(Stored data entries)
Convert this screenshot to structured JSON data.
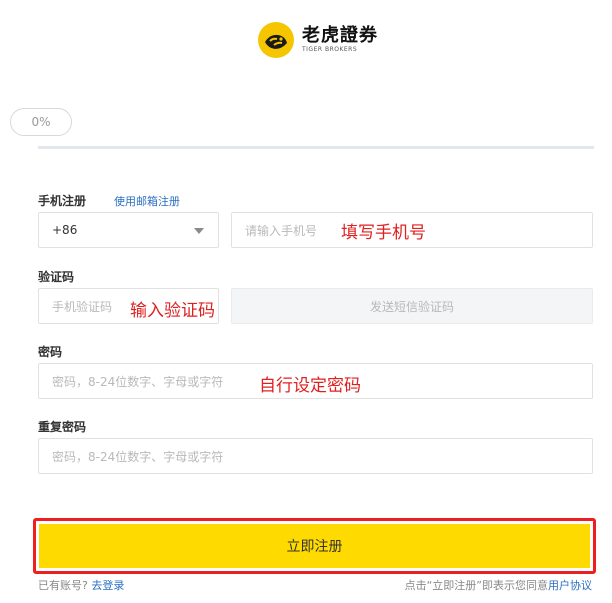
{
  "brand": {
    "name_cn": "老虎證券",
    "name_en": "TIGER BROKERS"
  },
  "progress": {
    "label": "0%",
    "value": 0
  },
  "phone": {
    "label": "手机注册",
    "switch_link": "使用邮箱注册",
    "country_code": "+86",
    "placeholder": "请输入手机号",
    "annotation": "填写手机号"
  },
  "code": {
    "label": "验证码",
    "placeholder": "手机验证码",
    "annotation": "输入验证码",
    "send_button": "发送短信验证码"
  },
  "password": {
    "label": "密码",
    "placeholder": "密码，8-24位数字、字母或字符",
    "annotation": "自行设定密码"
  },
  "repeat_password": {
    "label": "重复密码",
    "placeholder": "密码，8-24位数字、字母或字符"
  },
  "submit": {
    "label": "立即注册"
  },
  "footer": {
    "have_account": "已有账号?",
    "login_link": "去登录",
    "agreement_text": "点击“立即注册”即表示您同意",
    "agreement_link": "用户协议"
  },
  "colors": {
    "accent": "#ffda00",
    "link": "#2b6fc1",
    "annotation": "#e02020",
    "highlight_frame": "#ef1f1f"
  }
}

## Exercise objective
Scan the lines above for "placeholder", then copy every one that has it.

## Solution for this exercise
    "placeholder": "请输入手机号",
    "placeholder": "手机验证码",
    "placeholder": "密码，8-24位数字、字母或字符",
    "placeholder": "密码，8-24位数字、字母或字符"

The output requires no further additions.